**What you will do:**
Say how many lines in the records include the string "this", adding no other words.

Start Records supplied

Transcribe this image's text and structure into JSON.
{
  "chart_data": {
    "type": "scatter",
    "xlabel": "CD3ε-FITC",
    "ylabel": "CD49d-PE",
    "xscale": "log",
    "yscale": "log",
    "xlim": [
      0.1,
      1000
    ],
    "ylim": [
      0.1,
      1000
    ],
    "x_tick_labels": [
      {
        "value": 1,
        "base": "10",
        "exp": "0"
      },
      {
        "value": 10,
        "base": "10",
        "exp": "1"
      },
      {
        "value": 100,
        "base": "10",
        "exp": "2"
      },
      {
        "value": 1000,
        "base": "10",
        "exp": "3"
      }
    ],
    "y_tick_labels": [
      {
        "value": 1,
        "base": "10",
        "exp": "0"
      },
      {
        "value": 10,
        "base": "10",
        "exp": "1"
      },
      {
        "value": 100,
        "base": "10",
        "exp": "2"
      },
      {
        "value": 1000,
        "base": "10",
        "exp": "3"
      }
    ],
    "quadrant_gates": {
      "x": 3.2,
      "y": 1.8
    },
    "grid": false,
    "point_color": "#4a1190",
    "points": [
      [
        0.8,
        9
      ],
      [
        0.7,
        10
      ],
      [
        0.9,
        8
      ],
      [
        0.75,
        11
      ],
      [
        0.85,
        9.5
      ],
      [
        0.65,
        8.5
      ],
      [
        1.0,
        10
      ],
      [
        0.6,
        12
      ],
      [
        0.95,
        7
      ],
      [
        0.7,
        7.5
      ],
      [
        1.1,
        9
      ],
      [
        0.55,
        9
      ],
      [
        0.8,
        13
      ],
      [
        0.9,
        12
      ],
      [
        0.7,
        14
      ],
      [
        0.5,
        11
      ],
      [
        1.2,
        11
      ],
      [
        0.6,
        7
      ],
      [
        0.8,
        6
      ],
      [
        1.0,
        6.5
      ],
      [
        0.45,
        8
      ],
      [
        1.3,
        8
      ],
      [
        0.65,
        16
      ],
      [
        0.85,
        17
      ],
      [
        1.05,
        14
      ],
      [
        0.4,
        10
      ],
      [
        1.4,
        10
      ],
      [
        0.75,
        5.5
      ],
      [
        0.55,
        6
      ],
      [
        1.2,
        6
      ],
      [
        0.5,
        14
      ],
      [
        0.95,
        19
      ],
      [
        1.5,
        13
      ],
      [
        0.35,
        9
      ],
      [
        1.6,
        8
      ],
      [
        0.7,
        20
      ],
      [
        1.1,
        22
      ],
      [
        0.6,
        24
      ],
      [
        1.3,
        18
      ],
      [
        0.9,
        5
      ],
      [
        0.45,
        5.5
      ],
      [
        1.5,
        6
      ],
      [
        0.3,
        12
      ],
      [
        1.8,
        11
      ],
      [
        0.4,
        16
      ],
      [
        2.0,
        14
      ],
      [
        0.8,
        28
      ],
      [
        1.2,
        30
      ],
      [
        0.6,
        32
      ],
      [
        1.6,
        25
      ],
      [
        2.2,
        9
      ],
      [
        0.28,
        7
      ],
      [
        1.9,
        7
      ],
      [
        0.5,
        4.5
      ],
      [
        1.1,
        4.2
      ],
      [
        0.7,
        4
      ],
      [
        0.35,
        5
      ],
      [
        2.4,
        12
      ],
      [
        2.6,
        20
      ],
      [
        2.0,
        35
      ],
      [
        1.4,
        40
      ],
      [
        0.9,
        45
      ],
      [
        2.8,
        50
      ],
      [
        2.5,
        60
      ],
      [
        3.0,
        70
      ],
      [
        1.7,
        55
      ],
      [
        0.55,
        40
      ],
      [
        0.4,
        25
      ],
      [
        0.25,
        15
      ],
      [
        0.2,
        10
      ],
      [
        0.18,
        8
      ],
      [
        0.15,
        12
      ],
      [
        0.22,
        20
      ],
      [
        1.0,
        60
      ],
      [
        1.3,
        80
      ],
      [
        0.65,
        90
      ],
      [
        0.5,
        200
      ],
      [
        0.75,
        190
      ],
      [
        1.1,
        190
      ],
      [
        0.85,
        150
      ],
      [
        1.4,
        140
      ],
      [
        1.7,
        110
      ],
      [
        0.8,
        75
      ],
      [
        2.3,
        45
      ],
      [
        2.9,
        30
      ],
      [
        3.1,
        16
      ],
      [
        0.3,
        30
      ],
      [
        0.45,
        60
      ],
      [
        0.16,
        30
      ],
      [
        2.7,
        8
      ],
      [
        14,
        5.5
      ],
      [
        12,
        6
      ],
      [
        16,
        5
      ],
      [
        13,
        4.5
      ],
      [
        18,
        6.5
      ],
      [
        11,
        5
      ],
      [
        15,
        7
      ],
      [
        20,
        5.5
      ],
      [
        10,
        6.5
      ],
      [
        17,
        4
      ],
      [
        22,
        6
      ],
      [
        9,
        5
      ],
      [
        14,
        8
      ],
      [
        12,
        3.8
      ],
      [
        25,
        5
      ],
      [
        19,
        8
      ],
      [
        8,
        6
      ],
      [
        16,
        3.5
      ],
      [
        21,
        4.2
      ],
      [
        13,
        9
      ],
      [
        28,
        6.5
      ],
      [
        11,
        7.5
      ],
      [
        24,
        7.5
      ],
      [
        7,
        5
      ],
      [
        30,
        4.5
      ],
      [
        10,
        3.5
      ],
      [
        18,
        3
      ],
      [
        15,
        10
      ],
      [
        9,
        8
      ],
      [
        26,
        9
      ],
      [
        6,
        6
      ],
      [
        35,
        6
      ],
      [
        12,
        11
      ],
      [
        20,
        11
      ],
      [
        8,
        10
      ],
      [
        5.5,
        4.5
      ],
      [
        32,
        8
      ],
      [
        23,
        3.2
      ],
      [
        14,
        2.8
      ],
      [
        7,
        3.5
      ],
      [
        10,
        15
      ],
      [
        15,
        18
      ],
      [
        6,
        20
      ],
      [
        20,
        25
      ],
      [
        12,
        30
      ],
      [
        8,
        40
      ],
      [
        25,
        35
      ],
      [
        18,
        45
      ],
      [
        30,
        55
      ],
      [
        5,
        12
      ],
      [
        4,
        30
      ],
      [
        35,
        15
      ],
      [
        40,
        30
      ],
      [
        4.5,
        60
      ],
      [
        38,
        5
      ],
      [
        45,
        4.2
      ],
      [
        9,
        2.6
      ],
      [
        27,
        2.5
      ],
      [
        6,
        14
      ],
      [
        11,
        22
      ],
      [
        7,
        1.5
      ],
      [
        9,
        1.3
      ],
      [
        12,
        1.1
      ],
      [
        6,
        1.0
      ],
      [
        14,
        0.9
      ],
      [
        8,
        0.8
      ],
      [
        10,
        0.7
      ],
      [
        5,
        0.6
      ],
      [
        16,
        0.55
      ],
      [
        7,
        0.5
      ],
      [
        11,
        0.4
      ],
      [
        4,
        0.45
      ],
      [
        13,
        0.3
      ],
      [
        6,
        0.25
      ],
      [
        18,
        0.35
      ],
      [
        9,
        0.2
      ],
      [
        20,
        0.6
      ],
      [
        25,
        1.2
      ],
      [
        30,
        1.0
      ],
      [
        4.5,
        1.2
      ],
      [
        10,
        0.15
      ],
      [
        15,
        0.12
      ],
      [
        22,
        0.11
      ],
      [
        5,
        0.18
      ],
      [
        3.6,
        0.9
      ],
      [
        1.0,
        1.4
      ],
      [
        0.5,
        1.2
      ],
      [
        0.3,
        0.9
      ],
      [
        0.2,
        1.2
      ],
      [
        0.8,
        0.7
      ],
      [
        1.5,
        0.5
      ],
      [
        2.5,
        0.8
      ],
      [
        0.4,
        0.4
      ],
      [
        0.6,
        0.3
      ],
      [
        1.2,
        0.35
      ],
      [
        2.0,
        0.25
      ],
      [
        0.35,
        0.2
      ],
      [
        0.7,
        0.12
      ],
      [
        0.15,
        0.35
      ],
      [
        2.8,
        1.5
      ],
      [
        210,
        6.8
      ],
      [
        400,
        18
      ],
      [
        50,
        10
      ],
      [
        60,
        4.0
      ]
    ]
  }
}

End Records supplied
Start Records supplied

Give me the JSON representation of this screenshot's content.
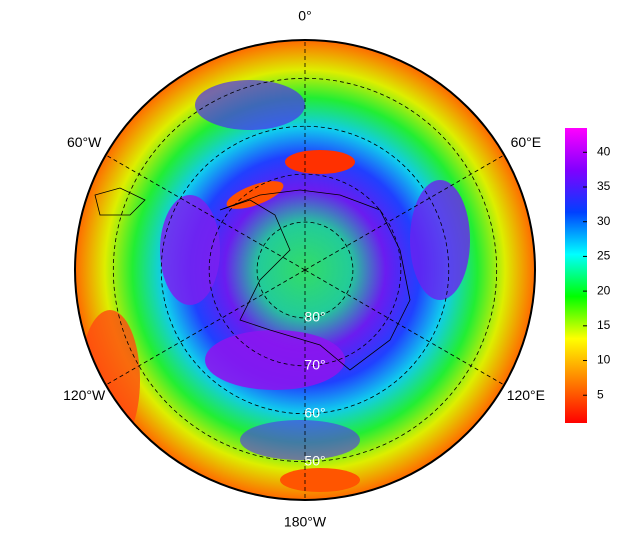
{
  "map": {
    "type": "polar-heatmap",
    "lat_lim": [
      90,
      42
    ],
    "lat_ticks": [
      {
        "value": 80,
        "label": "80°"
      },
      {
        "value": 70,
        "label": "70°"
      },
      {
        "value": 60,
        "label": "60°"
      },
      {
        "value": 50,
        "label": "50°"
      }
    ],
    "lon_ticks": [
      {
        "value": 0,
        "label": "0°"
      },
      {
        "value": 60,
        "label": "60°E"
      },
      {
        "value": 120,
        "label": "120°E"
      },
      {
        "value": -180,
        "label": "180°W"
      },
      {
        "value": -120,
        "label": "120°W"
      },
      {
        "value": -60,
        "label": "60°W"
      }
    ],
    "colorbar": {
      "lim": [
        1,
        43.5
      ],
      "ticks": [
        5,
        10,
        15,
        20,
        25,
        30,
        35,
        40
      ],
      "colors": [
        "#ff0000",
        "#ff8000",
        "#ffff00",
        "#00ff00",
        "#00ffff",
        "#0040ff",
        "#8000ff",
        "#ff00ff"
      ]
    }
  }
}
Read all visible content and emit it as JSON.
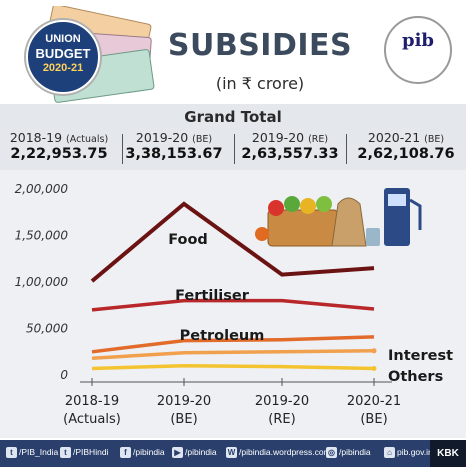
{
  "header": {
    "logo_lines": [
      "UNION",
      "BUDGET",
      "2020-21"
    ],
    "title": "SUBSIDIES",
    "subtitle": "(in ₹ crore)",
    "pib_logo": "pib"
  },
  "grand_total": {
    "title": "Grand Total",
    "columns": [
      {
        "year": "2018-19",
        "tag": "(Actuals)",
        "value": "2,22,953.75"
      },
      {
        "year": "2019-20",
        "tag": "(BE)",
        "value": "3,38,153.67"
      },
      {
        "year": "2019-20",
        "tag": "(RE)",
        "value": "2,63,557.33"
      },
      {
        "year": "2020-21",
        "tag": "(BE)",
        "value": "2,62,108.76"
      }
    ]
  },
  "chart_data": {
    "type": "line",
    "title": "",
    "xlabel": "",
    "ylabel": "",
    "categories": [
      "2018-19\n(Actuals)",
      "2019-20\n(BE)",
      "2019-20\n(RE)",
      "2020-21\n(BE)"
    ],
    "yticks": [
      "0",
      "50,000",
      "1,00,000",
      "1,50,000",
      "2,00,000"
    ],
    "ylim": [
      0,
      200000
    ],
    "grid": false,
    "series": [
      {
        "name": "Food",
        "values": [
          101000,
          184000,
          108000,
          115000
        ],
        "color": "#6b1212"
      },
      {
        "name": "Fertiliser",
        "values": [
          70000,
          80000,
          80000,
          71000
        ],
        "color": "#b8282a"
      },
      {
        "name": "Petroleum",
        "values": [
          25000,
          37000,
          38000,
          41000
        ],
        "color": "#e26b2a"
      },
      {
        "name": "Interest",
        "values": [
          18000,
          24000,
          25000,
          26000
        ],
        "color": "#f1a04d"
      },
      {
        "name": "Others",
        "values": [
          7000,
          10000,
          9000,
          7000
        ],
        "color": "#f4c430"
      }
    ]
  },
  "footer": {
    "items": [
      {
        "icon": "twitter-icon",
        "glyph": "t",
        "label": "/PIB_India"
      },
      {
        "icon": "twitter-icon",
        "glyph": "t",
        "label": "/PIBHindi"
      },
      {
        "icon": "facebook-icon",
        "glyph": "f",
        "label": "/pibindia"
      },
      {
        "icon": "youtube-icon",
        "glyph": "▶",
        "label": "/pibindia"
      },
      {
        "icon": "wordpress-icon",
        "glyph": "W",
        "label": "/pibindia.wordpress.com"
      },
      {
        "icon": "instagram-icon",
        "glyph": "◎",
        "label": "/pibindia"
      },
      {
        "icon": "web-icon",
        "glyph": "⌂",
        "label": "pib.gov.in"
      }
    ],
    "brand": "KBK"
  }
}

End Records supplied

**Written answer:**
2